## PROVIDED DATA
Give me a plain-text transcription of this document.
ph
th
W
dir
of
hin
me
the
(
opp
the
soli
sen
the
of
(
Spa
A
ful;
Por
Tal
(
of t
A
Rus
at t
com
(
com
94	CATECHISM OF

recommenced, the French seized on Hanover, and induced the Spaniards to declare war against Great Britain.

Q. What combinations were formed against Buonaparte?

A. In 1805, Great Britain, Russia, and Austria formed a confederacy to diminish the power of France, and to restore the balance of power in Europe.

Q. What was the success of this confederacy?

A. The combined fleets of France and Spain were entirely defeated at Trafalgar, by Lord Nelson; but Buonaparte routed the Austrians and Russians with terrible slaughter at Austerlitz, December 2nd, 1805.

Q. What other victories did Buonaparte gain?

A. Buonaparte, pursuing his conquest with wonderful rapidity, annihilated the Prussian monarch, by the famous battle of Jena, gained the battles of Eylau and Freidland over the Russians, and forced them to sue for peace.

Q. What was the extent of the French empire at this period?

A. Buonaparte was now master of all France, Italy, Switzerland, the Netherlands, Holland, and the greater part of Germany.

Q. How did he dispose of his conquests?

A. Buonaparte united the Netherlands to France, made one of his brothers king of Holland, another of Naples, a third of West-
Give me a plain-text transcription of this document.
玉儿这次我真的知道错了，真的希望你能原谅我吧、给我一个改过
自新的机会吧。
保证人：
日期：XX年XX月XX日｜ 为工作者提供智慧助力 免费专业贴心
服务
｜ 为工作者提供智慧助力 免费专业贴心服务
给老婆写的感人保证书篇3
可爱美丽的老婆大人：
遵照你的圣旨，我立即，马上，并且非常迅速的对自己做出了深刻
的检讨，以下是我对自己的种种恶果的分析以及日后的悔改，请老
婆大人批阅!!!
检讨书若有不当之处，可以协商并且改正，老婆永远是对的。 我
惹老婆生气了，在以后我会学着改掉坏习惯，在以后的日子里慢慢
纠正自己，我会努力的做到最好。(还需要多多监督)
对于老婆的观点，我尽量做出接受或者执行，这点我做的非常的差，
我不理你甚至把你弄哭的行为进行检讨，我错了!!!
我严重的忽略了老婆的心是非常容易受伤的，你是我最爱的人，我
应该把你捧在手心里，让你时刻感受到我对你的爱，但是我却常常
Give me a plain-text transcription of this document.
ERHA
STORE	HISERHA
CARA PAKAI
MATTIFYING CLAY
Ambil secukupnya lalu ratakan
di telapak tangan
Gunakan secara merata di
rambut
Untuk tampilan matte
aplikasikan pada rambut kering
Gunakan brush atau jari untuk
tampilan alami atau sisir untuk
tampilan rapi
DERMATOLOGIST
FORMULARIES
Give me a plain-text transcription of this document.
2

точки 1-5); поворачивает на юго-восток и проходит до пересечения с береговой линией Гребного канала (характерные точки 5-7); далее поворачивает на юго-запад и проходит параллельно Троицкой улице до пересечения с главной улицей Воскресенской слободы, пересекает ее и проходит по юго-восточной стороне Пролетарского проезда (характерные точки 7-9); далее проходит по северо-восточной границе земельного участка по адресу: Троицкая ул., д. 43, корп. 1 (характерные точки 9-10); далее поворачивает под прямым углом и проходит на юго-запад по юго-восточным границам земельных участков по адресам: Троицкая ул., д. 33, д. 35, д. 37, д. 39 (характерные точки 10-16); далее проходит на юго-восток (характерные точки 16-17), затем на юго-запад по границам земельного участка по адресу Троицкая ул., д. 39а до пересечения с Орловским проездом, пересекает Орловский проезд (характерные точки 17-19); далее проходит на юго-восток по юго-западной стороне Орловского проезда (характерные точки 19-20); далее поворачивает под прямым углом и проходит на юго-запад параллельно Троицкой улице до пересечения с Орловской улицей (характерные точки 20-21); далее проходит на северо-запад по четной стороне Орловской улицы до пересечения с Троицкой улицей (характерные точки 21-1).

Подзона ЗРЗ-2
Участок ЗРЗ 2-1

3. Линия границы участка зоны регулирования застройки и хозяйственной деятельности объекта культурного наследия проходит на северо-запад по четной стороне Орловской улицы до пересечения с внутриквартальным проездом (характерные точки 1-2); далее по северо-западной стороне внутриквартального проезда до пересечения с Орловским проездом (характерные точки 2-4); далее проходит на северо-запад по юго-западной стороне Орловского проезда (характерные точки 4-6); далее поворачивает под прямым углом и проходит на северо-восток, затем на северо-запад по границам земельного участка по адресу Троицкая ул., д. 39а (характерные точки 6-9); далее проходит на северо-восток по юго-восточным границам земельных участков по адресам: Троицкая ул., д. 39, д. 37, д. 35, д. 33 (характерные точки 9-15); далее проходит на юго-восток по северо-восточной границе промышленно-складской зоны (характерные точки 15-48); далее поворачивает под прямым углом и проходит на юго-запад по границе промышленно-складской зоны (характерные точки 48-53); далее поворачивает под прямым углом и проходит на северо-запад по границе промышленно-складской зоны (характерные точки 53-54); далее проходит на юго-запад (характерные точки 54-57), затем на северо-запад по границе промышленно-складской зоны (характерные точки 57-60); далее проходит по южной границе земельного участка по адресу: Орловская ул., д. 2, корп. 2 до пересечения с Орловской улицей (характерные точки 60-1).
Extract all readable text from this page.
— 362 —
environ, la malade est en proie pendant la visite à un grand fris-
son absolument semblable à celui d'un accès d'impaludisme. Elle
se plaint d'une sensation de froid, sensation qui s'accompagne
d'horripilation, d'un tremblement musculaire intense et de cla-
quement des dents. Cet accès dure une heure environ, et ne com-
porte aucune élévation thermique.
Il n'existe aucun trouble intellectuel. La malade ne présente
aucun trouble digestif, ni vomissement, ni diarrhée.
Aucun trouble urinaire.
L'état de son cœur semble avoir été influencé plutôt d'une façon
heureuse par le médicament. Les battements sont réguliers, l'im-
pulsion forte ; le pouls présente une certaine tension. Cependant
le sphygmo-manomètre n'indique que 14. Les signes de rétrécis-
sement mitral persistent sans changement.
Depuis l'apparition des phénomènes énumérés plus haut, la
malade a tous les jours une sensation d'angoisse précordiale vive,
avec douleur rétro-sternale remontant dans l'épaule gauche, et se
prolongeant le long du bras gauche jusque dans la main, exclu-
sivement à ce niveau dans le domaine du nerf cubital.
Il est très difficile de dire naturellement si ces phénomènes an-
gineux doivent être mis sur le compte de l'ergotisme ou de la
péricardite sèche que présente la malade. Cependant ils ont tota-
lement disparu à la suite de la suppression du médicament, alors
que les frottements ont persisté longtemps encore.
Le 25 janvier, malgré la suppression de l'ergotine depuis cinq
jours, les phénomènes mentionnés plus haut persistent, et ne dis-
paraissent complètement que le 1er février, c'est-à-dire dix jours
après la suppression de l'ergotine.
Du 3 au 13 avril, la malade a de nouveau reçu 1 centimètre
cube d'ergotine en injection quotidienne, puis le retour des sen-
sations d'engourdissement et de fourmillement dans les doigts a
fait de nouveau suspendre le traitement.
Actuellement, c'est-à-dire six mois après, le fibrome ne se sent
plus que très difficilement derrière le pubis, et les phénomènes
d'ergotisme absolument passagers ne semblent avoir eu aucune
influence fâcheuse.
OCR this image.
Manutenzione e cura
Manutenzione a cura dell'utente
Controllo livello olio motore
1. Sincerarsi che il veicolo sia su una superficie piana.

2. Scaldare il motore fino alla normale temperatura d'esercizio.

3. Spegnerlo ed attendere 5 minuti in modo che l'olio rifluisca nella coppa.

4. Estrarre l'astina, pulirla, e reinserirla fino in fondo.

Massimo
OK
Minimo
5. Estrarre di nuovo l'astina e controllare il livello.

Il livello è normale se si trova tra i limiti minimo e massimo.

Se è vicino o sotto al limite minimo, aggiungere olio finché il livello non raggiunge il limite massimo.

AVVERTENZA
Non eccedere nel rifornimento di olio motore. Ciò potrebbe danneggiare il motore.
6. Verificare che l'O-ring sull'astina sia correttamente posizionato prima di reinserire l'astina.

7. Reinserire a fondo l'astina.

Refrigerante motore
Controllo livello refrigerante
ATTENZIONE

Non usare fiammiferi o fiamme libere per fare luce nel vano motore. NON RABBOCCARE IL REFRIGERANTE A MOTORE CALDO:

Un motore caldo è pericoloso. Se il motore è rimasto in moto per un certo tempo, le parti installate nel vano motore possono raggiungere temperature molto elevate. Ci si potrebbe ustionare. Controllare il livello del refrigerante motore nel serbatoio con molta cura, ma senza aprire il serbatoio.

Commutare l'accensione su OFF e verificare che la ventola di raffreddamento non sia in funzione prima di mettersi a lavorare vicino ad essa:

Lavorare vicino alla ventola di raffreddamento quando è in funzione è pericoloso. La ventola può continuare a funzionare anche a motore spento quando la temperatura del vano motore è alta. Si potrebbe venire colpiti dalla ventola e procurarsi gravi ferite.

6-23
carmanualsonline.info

## EXERCISE BRIEF
Pull out every line in the material above where "avoir" occurs.

## OUTPUT FOR THIS TASK
L'état de son cœur semble avoir été influencé plutôt d'une façon
d'ergotisme absolument passagers ne semblent avoir eu aucune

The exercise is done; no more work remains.